The problem. Locate the word "JSON" in the material, then show every line that holds it.

** begin Records provided **

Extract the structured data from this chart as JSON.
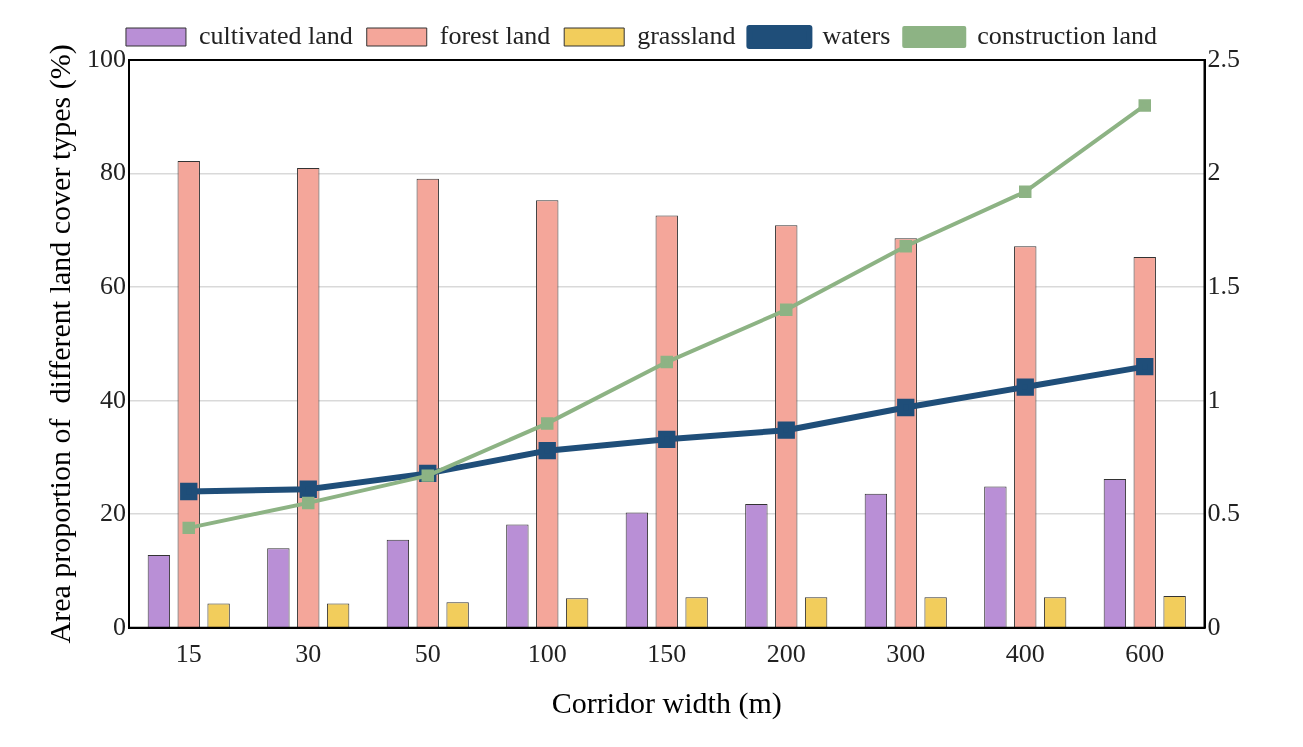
{
  "chart_data": {
    "type": "bar",
    "xlabel": "Corridor width (m)",
    "ylabel": "Area proportion of  different land cover types (%)",
    "categories": [
      "15",
      "30",
      "50",
      "100",
      "150",
      "200",
      "300",
      "400",
      "600"
    ],
    "series": [
      {
        "name": "cultivated land",
        "color": "#b98fd6",
        "values": [
          12.8,
          14.0,
          15.5,
          18.2,
          20.3,
          21.8,
          23.6,
          24.9,
          26.2
        ]
      },
      {
        "name": "forest land",
        "color": "#f4a69a",
        "values": [
          82.2,
          81.0,
          79.1,
          75.3,
          72.6,
          70.9,
          68.6,
          67.2,
          65.3
        ]
      },
      {
        "name": "grassland",
        "color": "#f2cd5c",
        "values": [
          4.3,
          4.3,
          4.5,
          5.2,
          5.4,
          5.4,
          5.4,
          5.4,
          5.6
        ]
      },
      {
        "name": "waters",
        "type": "line",
        "axis": "y2",
        "color": "#1f4e79",
        "values": [
          0.6,
          0.61,
          0.68,
          0.78,
          0.83,
          0.87,
          0.97,
          1.06,
          1.15
        ]
      },
      {
        "name": "construction land",
        "type": "line",
        "axis": "y2",
        "color": "#8db384",
        "values": [
          0.44,
          0.55,
          0.67,
          0.9,
          1.17,
          1.4,
          1.68,
          1.92,
          2.3
        ]
      }
    ],
    "ylim": [
      0,
      100
    ],
    "yticks": [
      0,
      20,
      40,
      60,
      80,
      100
    ],
    "y2lim": [
      0,
      2.5
    ],
    "y2ticks": [
      0,
      0.5,
      1,
      1.5,
      2,
      2.5
    ],
    "grid": "y",
    "legend": "top",
    "marker": "square",
    "line_style": "solid"
  }
}
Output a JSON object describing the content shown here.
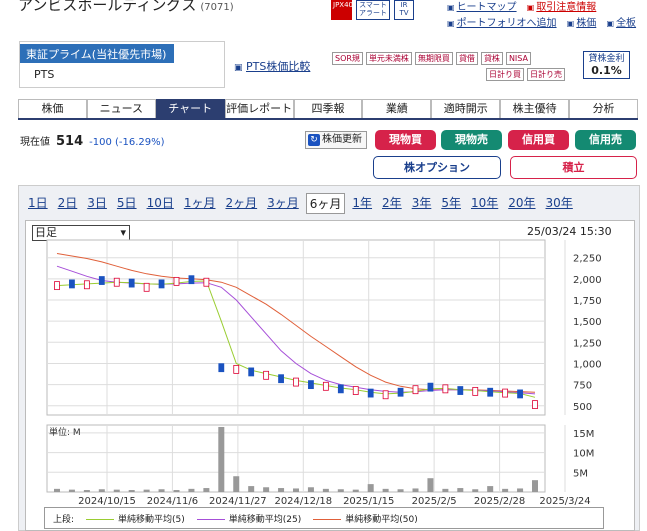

** end Records provided **

Solution.
Extract the structured data from this chart as JSON.
Output a JSON object describing the content shown here.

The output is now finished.